▸ **Written instruction**: Copy the lines below word for word, from the first line through the line containing "cat-mascot-icon xyxy=(68,532,268,920)".

▸ **Extracted information**:
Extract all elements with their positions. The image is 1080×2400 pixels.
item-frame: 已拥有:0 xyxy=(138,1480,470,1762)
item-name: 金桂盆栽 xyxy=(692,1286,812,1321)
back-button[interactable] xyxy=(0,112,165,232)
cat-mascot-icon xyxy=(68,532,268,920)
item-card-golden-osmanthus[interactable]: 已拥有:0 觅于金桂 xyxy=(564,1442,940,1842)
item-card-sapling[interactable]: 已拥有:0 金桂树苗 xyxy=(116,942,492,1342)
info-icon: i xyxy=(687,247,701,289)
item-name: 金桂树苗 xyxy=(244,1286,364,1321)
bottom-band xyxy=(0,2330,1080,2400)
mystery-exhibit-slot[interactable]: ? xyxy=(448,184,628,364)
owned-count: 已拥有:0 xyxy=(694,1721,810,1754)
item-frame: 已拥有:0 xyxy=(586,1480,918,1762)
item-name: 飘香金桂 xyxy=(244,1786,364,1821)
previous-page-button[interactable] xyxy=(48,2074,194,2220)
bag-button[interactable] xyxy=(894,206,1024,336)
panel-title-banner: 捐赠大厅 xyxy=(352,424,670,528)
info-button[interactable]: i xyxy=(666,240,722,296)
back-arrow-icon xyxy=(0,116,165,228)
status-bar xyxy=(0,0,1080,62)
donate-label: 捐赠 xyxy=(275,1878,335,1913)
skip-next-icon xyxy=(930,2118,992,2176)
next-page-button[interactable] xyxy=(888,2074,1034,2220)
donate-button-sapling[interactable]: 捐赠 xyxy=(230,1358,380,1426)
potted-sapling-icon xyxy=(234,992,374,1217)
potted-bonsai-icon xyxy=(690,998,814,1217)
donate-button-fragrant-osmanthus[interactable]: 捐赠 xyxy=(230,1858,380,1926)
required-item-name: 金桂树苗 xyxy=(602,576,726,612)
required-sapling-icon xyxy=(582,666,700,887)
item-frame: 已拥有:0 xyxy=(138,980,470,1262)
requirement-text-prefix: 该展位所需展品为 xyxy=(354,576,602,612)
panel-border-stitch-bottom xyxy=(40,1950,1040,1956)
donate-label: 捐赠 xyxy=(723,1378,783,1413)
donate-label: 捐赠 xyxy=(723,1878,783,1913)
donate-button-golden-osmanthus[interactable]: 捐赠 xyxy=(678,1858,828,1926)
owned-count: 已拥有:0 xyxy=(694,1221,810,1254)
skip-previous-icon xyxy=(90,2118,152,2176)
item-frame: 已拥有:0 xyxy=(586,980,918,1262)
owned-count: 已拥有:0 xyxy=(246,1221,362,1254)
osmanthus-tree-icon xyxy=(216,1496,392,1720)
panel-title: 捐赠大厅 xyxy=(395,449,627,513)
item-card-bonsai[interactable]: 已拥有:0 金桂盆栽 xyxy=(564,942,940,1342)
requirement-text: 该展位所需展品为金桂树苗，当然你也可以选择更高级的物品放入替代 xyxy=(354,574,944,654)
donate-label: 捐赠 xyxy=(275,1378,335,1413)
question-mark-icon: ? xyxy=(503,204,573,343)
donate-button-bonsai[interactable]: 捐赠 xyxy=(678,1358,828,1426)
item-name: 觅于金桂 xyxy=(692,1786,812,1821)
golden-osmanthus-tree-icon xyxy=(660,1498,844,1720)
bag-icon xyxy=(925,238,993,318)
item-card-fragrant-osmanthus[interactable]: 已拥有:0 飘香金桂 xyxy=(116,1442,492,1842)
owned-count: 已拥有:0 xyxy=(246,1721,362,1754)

▸ **Answer to the exercise**:
Extract all elements with their positions. The image is 1080×2400 pixels.
item-frame: 已拥有:0 xyxy=(138,1480,470,1762)
item-name: 金桂盆栽 xyxy=(692,1286,812,1321)
back-button[interactable] xyxy=(0,112,165,232)
cat-mascot-icon xyxy=(68,532,268,920)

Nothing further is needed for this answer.